__Exercise requirements__
Reproduce each record below exactly as written.

━━━━━ Source material

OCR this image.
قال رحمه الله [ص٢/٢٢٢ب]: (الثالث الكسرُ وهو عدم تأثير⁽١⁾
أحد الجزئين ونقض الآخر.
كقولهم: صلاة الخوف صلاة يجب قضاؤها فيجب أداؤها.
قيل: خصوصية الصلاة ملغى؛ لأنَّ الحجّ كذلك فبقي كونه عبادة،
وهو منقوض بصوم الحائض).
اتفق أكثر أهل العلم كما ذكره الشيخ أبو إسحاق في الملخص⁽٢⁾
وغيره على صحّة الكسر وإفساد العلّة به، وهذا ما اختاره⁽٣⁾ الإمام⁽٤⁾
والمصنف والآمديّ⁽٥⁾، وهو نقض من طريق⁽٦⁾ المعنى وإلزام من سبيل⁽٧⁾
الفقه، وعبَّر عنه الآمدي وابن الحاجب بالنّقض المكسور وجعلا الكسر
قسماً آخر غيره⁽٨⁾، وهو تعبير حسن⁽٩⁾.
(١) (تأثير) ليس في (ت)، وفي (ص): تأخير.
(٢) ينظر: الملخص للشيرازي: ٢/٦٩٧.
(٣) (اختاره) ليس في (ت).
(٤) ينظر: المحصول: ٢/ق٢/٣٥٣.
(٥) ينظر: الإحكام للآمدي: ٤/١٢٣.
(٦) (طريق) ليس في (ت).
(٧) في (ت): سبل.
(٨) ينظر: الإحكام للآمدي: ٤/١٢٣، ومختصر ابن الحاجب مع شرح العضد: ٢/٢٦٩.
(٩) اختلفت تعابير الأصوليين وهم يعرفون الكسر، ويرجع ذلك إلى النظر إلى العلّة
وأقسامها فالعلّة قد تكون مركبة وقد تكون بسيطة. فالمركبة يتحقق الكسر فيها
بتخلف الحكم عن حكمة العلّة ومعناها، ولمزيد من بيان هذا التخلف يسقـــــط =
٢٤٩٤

━━━━━━━━━━

__Answer to the exercise__
OCR this image.
قال رحمه الله [ص٢/٢٢٢ب]: (الثالث الكسرُ وهو عدم تأثير⁽١⁾
أحد الجزئين ونقض الآخر.
كقولهم: صلاة الخوف صلاة يجب قضاؤها فيجب أداؤها.
قيل: خصوصية الصلاة ملغى؛ لأنَّ الحجّ كذلك فبقي كونه عبادة،
وهو منقوض بصوم الحائض).
اتفق أكثر أهل العلم كما ذكره الشيخ أبو إسحاق في الملخص⁽٢⁾
وغيره على صحّة الكسر وإفساد العلّة به، وهذا ما اختاره⁽٣⁾ الإمام⁽٤⁾
والمصنف والآمديّ⁽٥⁾، وهو نقض من طريق⁽٦⁾ المعنى وإلزام من سبيل⁽٧⁾
الفقه، وعبَّر عنه الآمدي وابن الحاجب بالنّقض المكسور وجعلا الكسر
قسماً آخر غيره⁽٨⁾، وهو تعبير حسن⁽٩⁾.
(١) (تأثير) ليس في (ت)، وفي (ص): تأخير.
(٢) ينظر: الملخص للشيرازي: ٢/٦٩٧.
(٣) (اختاره) ليس في (ت).
(٤) ينظر: المحصول: ٢/ق٢/٣٥٣.
(٥) ينظر: الإحكام للآمدي: ٤/١٢٣.
(٦) (طريق) ليس في (ت).
(٧) في (ت): سبل.
(٨) ينظر: الإحكام للآمدي: ٤/١٢٣، ومختصر ابن الحاجب مع شرح العضد: ٢/٢٦٩.
(٩) اختلفت تعابير الأصوليين وهم يعرفون الكسر، ويرجع ذلك إلى النظر إلى العلّة
وأقسامها فالعلّة قد تكون مركبة وقد تكون بسيطة. فالمركبة يتحقق الكسر فيها
بتخلف الحكم عن حكمة العلّة ومعناها، ولمزيد من بيان هذا التخلف يسقـــــط =
٢٤٩٤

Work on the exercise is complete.